MATERIAL PROVIDED ::
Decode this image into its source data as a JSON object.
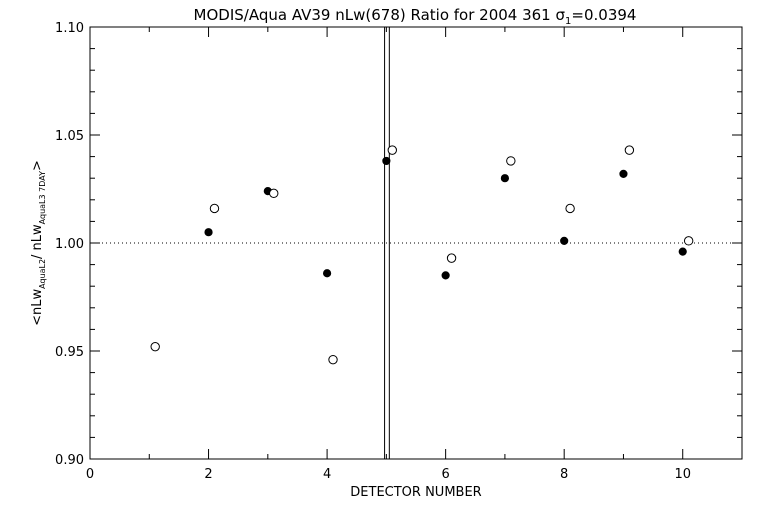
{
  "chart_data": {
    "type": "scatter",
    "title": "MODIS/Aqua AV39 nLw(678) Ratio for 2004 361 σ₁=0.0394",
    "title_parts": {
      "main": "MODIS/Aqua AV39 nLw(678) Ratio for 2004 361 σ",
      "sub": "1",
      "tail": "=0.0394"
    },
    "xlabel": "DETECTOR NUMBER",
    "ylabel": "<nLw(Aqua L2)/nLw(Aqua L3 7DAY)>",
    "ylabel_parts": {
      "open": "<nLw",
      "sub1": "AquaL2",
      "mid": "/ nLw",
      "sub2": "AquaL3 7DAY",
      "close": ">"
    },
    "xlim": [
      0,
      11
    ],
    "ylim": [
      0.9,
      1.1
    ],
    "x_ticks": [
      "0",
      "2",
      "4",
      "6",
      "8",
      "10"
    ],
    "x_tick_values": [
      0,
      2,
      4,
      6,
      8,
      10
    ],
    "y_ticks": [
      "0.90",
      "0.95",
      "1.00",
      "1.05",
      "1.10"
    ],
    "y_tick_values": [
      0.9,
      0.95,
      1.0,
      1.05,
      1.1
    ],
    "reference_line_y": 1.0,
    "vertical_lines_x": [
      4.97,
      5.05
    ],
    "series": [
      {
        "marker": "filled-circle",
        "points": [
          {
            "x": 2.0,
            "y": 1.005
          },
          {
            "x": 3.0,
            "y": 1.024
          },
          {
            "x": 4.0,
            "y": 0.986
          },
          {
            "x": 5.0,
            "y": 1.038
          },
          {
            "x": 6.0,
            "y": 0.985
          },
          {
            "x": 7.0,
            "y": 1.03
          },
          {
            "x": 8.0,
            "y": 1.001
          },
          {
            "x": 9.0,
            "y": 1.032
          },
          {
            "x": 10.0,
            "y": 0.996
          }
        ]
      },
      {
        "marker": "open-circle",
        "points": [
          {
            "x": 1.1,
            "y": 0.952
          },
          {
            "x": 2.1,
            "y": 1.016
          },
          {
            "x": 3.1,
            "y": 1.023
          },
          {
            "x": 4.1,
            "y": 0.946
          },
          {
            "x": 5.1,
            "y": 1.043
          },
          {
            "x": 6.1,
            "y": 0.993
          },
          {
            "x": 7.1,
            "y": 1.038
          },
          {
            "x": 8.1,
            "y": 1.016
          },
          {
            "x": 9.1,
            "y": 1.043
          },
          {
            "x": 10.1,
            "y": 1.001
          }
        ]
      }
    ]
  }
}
* * *
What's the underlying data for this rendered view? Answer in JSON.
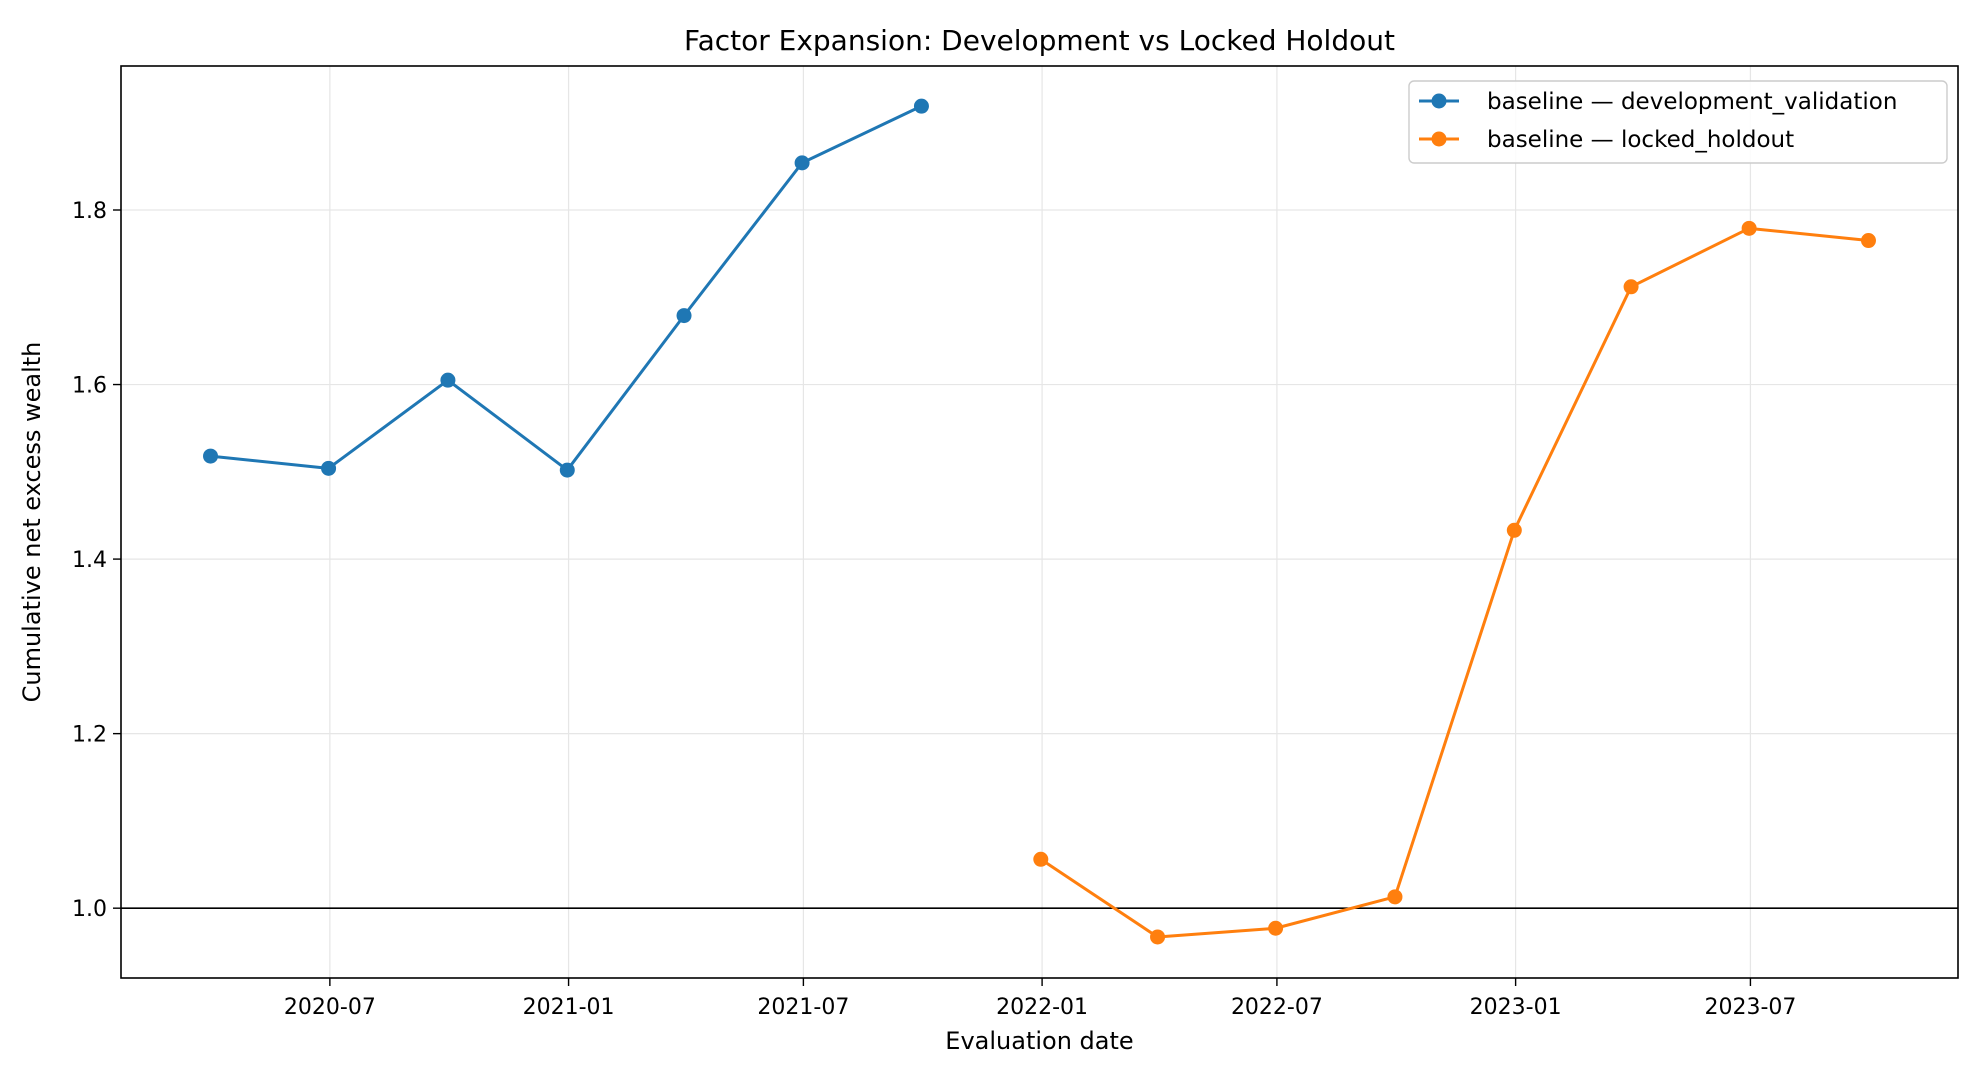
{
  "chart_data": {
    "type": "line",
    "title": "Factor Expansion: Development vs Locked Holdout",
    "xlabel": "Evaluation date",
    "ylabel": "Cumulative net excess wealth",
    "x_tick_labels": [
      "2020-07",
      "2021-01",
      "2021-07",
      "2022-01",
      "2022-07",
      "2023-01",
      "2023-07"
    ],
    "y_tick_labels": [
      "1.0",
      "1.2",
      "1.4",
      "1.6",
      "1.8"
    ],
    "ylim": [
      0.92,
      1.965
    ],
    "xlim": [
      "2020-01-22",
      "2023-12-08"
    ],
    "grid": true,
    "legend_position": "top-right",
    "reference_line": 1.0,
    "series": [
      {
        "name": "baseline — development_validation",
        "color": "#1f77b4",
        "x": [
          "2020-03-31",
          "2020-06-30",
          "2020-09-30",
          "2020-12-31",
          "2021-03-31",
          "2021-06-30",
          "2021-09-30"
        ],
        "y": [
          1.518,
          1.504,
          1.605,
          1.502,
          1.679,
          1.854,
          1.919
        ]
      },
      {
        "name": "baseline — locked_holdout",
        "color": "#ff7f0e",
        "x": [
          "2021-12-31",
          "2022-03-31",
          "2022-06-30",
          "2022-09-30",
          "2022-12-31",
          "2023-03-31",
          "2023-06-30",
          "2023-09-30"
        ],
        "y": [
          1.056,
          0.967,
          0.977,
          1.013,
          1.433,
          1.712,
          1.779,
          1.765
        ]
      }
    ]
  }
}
==
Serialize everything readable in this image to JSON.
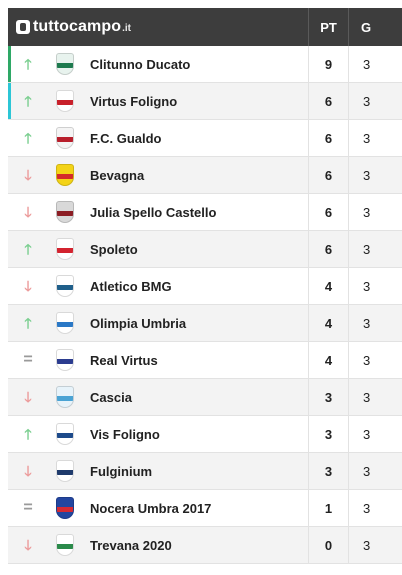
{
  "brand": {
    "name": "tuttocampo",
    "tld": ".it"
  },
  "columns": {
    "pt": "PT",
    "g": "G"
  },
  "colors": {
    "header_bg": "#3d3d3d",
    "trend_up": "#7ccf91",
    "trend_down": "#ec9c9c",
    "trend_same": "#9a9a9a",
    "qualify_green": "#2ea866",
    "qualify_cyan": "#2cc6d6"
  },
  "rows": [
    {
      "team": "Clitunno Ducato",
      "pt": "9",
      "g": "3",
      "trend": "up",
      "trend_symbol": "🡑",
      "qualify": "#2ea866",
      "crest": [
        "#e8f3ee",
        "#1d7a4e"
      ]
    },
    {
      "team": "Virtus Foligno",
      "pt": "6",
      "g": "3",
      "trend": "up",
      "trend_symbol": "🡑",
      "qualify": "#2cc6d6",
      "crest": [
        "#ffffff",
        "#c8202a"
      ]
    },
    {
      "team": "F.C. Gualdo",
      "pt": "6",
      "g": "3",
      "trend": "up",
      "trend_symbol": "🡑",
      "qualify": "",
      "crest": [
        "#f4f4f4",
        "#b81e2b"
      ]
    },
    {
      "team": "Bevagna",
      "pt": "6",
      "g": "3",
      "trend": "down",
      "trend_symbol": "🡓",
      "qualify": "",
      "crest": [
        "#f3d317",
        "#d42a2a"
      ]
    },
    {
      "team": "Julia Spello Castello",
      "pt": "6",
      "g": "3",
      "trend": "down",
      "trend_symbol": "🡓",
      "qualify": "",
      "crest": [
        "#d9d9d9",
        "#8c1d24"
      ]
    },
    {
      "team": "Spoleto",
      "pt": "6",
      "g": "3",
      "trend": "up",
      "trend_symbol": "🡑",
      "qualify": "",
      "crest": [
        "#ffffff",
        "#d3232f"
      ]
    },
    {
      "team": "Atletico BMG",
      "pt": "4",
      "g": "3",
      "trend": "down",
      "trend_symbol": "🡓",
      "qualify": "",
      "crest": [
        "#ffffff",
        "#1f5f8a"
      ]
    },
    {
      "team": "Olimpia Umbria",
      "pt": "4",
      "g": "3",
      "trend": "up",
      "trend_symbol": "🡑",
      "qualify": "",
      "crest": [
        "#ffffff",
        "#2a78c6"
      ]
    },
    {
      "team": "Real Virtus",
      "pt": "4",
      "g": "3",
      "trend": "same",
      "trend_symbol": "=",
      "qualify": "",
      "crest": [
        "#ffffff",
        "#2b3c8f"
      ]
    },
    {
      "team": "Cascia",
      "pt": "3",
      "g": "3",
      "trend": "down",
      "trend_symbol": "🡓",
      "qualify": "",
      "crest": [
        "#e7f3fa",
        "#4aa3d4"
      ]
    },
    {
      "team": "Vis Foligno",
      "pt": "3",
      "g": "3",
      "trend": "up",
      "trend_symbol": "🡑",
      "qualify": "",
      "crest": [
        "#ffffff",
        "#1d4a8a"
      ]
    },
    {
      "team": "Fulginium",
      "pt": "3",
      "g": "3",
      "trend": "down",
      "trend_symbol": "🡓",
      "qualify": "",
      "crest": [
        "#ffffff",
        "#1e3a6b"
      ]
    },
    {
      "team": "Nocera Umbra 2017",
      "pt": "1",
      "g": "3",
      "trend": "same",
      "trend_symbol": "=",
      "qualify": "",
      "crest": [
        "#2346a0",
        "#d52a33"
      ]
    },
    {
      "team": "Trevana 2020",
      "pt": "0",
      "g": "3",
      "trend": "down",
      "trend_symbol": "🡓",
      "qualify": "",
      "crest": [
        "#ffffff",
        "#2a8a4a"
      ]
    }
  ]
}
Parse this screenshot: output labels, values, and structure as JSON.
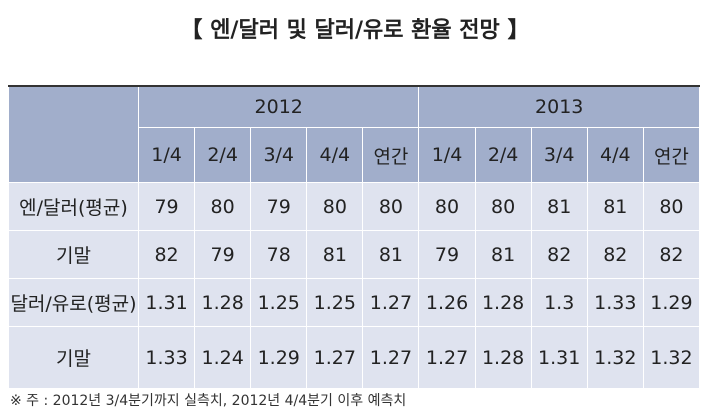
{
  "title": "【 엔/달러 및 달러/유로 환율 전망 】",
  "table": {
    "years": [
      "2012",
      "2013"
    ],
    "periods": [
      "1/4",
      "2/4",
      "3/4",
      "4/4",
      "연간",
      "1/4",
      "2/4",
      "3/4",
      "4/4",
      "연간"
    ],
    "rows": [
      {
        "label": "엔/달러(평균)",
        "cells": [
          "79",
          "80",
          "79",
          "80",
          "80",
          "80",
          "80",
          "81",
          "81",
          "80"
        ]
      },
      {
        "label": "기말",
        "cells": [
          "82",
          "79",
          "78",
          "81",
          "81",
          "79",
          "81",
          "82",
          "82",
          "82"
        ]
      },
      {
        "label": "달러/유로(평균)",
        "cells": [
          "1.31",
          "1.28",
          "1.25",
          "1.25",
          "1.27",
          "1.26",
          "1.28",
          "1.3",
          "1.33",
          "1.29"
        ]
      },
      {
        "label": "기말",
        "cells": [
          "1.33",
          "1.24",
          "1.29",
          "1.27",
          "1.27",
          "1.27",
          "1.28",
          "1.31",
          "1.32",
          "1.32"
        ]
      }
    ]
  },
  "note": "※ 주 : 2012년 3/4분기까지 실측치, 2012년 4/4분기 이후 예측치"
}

WHAT YOU WILL DO :: Report only how many lines of the listing hold the word "marker".

TASK ANSWER :: 2